Work to do:
Give every line from the entries that contains "text".

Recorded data
##############################

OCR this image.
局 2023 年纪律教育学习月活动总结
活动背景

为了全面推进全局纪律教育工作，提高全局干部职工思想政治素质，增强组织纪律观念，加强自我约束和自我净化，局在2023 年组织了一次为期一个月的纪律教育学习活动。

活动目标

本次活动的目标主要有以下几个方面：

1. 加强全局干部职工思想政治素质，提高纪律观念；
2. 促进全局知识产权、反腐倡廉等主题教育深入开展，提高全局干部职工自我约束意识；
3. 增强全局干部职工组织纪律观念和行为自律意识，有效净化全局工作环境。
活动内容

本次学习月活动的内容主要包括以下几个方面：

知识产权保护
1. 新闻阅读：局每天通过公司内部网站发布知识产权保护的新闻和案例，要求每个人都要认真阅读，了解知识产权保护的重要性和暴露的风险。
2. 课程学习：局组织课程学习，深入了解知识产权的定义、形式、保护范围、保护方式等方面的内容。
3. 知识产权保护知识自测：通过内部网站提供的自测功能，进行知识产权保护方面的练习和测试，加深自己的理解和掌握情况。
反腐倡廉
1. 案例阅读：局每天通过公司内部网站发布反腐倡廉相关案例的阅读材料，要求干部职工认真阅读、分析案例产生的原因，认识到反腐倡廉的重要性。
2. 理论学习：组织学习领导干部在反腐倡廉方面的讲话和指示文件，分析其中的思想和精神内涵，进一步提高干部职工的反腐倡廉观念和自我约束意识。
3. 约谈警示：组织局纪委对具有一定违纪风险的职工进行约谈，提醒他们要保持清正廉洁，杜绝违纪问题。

##############################

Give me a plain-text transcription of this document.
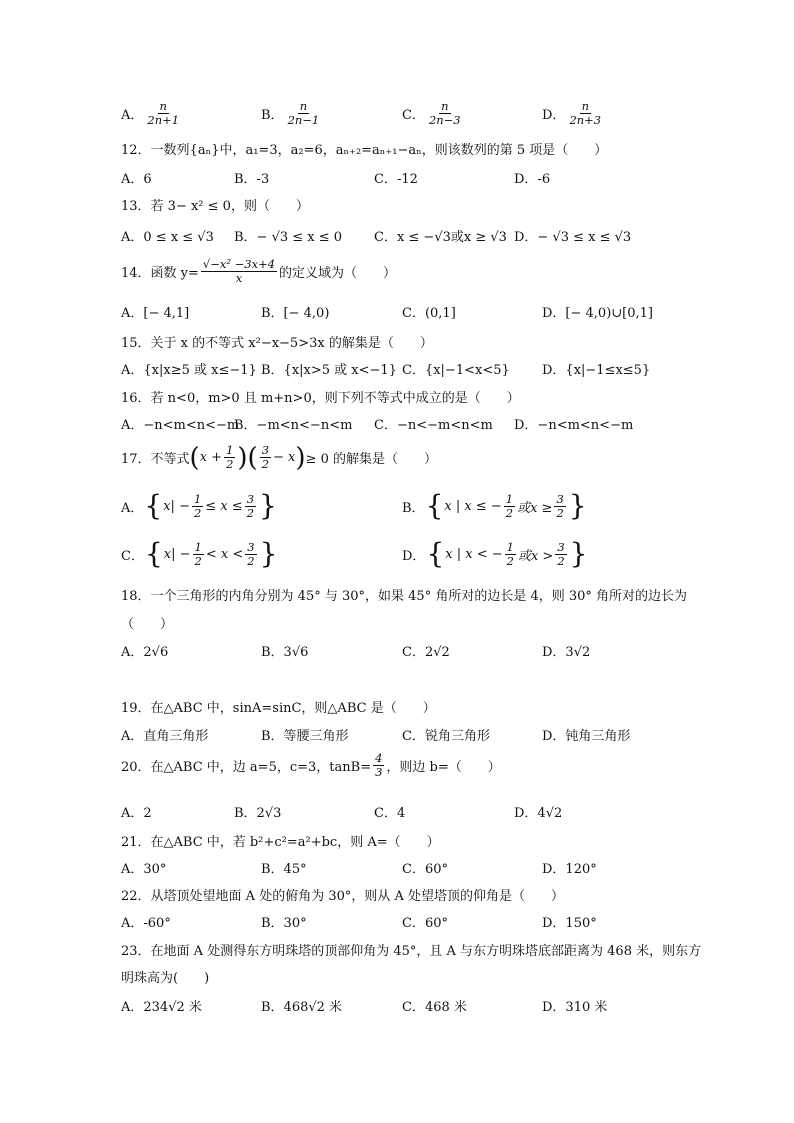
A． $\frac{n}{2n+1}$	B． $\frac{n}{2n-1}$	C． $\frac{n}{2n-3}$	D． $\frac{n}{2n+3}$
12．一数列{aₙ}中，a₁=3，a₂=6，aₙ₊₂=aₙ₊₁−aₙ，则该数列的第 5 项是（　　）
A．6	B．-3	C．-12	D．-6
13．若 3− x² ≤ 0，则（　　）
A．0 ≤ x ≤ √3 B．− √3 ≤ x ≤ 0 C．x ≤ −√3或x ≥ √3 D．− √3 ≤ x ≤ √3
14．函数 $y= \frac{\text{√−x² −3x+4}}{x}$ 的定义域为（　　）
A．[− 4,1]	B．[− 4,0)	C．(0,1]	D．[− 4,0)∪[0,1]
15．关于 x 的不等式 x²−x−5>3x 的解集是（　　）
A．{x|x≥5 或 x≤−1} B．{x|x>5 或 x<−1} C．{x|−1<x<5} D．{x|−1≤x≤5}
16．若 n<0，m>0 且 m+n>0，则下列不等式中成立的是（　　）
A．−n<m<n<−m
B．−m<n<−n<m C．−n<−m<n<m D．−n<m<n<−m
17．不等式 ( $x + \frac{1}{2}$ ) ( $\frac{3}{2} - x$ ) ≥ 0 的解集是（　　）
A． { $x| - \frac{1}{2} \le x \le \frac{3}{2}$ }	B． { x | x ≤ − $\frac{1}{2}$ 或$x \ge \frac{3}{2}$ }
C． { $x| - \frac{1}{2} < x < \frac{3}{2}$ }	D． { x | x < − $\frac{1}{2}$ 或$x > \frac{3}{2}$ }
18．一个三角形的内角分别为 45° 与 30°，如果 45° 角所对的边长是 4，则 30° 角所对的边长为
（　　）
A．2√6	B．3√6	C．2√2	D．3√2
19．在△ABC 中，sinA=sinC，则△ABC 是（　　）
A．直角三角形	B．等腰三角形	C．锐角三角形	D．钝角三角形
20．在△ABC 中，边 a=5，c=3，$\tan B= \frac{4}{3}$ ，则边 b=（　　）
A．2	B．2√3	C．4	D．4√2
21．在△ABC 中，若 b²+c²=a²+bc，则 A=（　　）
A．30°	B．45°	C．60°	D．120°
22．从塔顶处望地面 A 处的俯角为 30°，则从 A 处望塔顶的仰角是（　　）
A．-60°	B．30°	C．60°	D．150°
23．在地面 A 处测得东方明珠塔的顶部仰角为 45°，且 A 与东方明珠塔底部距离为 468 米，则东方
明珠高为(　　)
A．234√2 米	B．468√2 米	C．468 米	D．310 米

##############################

Expected output:
Give me a plain-text transcription of this document.
14．函数 $y= \frac{\text{√−x² −3x+4}}{x}$ 的定义域为（　　）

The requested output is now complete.